Extract the rows from the one containing "Patent image size: (982, 776)." up to and including the one containing "The electrolysis solution 32 is at", and reproduce them word for word.
--- Extracted data ---
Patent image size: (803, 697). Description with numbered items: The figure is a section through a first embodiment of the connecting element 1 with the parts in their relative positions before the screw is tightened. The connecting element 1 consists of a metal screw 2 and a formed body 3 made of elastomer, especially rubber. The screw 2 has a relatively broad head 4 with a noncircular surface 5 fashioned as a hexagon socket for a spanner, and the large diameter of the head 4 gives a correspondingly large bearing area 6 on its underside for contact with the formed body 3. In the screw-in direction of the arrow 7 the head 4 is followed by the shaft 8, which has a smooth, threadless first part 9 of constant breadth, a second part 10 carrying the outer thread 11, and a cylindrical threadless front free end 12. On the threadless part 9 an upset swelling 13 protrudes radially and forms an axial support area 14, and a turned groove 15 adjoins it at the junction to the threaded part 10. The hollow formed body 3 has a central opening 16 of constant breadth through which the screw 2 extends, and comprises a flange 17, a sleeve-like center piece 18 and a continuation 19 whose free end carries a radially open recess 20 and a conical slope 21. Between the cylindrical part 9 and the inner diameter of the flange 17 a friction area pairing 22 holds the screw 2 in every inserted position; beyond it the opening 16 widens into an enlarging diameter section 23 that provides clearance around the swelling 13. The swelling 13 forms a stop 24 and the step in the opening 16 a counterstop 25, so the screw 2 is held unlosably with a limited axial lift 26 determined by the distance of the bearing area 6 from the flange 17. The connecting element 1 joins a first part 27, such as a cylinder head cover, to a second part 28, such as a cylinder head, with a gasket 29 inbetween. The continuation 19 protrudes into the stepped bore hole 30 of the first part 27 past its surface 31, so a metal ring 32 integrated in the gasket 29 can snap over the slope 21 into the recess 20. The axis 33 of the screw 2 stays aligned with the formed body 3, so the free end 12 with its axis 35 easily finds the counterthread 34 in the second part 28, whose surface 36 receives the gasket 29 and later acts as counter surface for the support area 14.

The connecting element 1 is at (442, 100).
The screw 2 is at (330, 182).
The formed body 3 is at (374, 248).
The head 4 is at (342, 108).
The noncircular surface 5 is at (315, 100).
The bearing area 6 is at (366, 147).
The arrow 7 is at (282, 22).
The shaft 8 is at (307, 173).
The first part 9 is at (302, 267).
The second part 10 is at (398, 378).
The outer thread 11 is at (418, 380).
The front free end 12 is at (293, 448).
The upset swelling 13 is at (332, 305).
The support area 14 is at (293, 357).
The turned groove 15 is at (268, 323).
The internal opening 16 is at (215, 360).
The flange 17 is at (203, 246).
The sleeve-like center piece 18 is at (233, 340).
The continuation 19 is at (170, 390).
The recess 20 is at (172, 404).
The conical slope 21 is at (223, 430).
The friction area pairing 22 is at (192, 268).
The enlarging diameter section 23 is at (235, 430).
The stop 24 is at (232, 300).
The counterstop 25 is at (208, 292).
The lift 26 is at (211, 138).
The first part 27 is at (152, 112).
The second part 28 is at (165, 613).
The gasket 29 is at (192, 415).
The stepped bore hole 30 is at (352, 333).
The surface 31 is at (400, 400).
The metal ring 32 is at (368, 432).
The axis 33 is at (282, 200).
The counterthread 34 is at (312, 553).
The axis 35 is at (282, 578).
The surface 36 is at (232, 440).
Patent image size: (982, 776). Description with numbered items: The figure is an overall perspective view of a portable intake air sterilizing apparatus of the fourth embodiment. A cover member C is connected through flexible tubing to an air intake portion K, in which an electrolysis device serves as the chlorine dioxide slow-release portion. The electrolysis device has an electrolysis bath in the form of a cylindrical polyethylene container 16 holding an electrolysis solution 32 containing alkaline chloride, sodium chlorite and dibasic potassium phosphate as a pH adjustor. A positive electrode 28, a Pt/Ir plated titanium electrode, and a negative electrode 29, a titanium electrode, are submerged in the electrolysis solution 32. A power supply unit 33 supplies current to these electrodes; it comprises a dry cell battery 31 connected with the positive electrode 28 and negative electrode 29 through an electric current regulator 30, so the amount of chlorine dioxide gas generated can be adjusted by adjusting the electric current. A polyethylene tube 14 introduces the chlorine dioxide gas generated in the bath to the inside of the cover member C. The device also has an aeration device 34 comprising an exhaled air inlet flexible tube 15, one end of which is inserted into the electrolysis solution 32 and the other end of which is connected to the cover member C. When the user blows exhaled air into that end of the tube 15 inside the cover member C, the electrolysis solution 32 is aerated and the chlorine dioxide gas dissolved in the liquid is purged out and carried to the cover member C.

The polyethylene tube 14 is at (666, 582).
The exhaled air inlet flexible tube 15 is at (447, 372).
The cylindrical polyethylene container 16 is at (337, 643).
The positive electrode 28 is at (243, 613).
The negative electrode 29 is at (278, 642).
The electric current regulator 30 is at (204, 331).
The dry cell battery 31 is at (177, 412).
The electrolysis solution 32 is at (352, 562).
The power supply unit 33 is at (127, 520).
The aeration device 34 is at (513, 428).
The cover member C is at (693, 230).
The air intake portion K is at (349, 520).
---
--- Extracted data ---
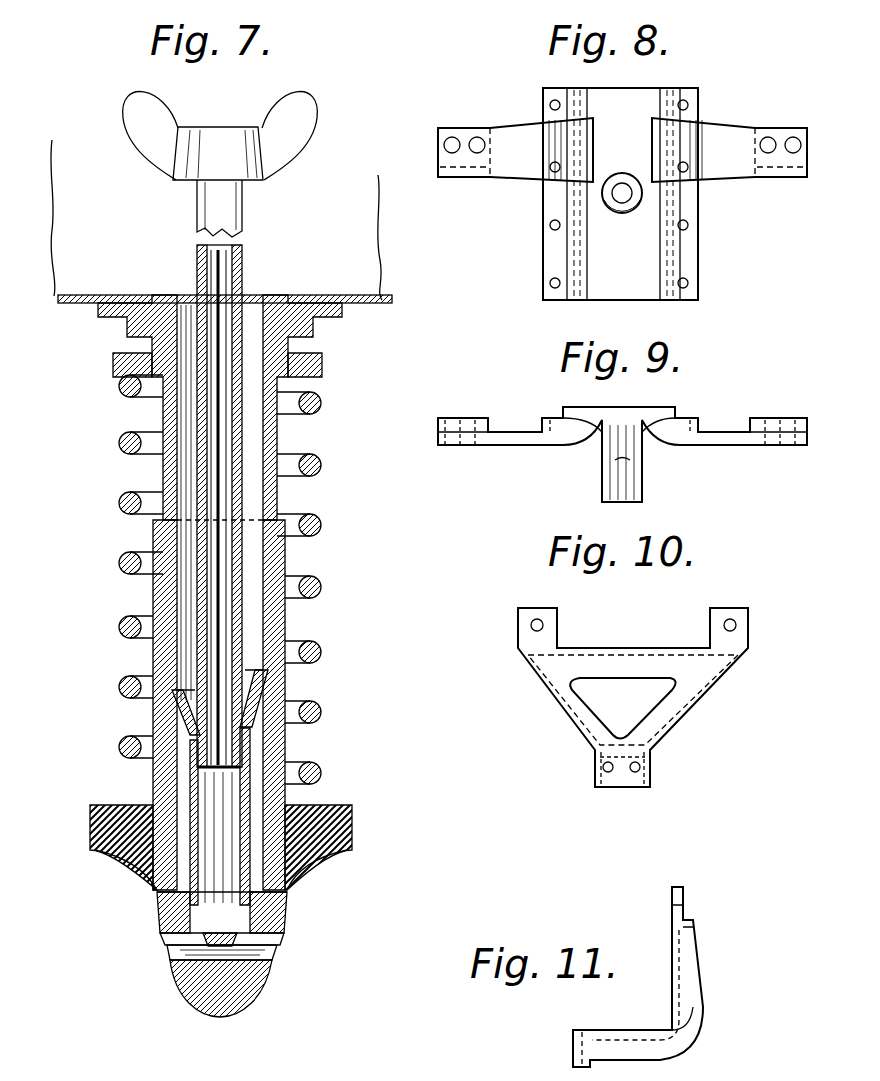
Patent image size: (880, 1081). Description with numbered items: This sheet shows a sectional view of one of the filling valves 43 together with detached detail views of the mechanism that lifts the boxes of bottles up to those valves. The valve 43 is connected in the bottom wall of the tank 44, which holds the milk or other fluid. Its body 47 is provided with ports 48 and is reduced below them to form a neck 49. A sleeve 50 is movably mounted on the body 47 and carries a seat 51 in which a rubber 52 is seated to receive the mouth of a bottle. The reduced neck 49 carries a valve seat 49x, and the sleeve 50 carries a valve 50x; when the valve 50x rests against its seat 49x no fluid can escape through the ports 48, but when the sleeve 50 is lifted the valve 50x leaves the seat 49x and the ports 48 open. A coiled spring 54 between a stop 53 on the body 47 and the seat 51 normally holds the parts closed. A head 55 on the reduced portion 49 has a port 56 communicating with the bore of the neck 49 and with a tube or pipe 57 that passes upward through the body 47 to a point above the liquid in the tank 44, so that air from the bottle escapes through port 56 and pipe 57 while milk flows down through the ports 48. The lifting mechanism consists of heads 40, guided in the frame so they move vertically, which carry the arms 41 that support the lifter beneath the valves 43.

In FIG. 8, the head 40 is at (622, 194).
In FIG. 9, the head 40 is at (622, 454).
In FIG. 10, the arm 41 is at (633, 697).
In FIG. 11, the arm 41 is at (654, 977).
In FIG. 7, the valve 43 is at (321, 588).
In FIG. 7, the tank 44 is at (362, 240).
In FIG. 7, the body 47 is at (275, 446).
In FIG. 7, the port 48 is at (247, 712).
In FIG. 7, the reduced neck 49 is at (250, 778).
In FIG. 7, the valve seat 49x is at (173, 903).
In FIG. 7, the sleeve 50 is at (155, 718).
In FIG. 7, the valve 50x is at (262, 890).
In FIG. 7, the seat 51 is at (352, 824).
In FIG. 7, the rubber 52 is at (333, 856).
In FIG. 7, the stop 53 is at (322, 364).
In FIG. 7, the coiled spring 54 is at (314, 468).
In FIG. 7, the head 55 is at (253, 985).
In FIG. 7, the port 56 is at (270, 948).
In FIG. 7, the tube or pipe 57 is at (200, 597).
---
# Task response
Patent image size: (982, 776). Description with numbered items: The figure is an overall perspective view of a portable intake air sterilizing apparatus of the fourth embodiment. A cover member C is connected through flexible tubing to an air intake portion K, in which an electrolysis device serves as the chlorine dioxide slow-release portion. The electrolysis device has an electrolysis bath in the form of a cylindrical polyethylene container 16 holding an electrolysis solution 32 containing alkaline chloride, sodium chlorite and dibasic potassium phosphate as a pH adjustor. A positive electrode 28, a Pt/Ir plated titanium electrode, and a negative electrode 29, a titanium electrode, are submerged in the electrolysis solution 32. A power supply unit 33 supplies current to these electrodes; it comprises a dry cell battery 31 connected with the positive electrode 28 and negative electrode 29 through an electric current regulator 30, so the amount of chlorine dioxide gas generated can be adjusted by adjusting the electric current. A polyethylene tube 14 introduces the chlorine dioxide gas generated in the bath to the inside of the cover member C. The device also has an aeration device 34 comprising an exhaled air inlet flexible tube 15, one end of which is inserted into the electrolysis solution 32 and the other end of which is connected to the cover member C. When the user blows exhaled air into that end of the tube 15 inside the cover member C, the electrolysis solution 32 is aerated and the chlorine dioxide gas dissolved in the liquid is purged out and carried to the cover member C.

The polyethylene tube 14 is at (666, 582).
The exhaled air inlet flexible tube 15 is at (447, 372).
The cylindrical polyethylene container 16 is at (337, 643).
The positive electrode 28 is at (243, 613).
The negative electrode 29 is at (278, 642).
The electric current regulator 30 is at (204, 331).
The dry cell battery 31 is at (177, 412).
The electrolysis solution 32 is at (352, 562).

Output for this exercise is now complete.